-- Exercise --
Copy the data that follows exactly. Include no pictures.

-- Task inputs --
(begin)

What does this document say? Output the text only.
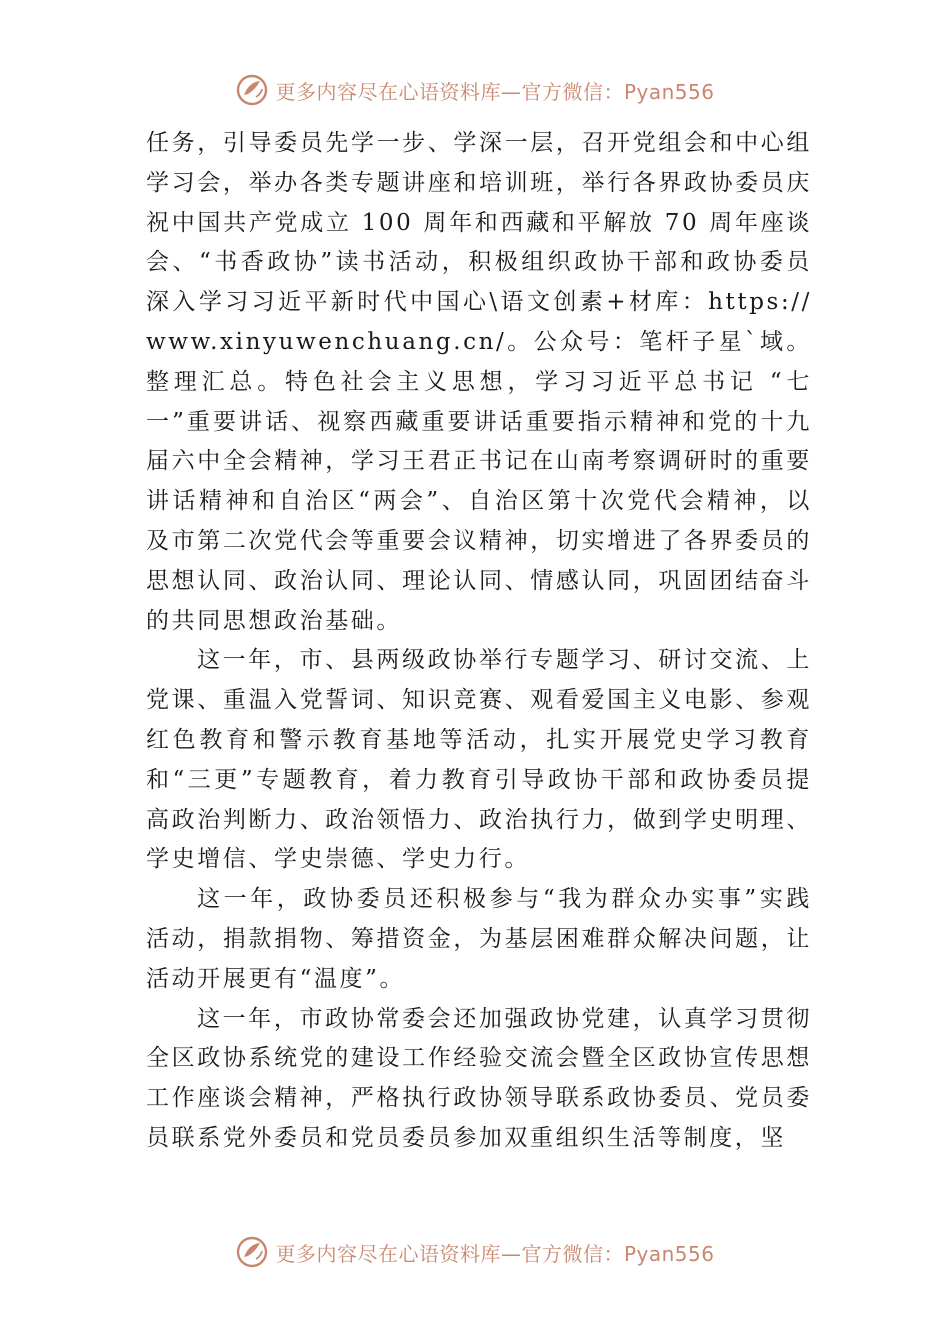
更多内容尽在心语资料库—官方微信：Pyan556

任务，引导委员先学一步、学深一层，召开党组会和中心组学习会，举办各类专题讲座和培训班，举行各界政协委员庆祝中国共产党成立 100 周年和西藏和平解放 70 周年座谈会、“书香政协”读书活动，积极组织政协干部和政协委员深入学习习近平新时代中国心\语文创素+材库：https://www.xinyuwenchuang.cn/。公众号：笔杆子星`域。整理汇总。特色社会主义思想，学习习近平总书记 “七一”重要讲话、视察西藏重要讲话重要指示精神和党的十九届六中全会精神，学习王君正书记在山南考察调研时的重要讲话精神和自治区“两会”、自治区第十次党代会精神，以及市第二次党代会等重要会议精神，切实增进了各界委员的思想认同、政治认同、理论认同、情感认同，巩固团结奋斗的共同思想政治基础。

这一年，市、县两级政协举行专题学习、研讨交流、上党课、重温入党誓词、知识竞赛、观看爱国主义电影、参观红色教育和警示教育基地等活动，扎实开展党史学习教育和“三更”专题教育，着力教育引导政协干部和政协委员提高政治判断力、政治领悟力、政治执行力，做到学史明理、学史增信、学史崇德、学史力行。

这一年，政协委员还积极参与“我为群众办实事”实践活动，捐款捐物、筹措资金，为基层困难群众解决问题，让活动开展更有“温度”。

这一年，市政协常委会还加强政协党建，认真学习贯彻全区政协系统党的建设工作经验交流会暨全区政协宣传思想工作座谈会精神，严格执行政协领导联系政协委员、党员委员联系党外委员和党员委员参加双重组织生活等制度，坚

更多内容尽在心语资料库—官方微信：Pyan556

(end)

-- Answer in full --
What does this document say? Output the text only.
更多内容尽在心语资料库—官方微信：Pyan556

任务，引导委员先学一步、学深一层，召开党组会和中心组学习会，举办各类专题讲座和培训班，举行各界政协委员庆祝中国共产党成立 100 周年和西藏和平解放 70 周年座谈会、“书香政协”读书活动，积极组织政协干部和政协委员深入学习习近平新时代中国心\语文创素+材库：https://www.xinyuwenchuang.cn/。公众号：笔杆子星`域。整理汇总。特色社会主义思想，学习习近平总书记 “七一”重要讲话、视察西藏重要讲话重要指示精神和党的十九届六中全会精神，学习王君正书记在山南考察调研时的重要讲话精神和自治区“两会”、自治区第十次党代会精神，以及市第二次党代会等重要会议精神，切实增进了各界委员的思想认同、政治认同、理论认同、情感认同，巩固团结奋斗的共同思想政治基础。

这一年，市、县两级政协举行专题学习、研讨交流、上党课、重温入党誓词、知识竞赛、观看爱国主义电影、参观红色教育和警示教育基地等活动，扎实开展党史学习教育和“三更”专题教育，着力教育引导政协干部和政协委员提高政治判断力、政治领悟力、政治执行力，做到学史明理、学史增信、学史崇德、学史力行。

这一年，政协委员还积极参与“我为群众办实事”实践活动，捐款捐物、筹措资金，为基层困难群众解决问题，让活动开展更有“温度”。

这一年，市政协常委会还加强政协党建，认真学习贯彻全区政协系统党的建设工作经验交流会暨全区政协宣传思想工作座谈会精神，严格执行政协领导联系政协委员、党员委员联系党外委员和党员委员参加双重组织生活等制度，坚

更多内容尽在心语资料库—官方微信：Pyan556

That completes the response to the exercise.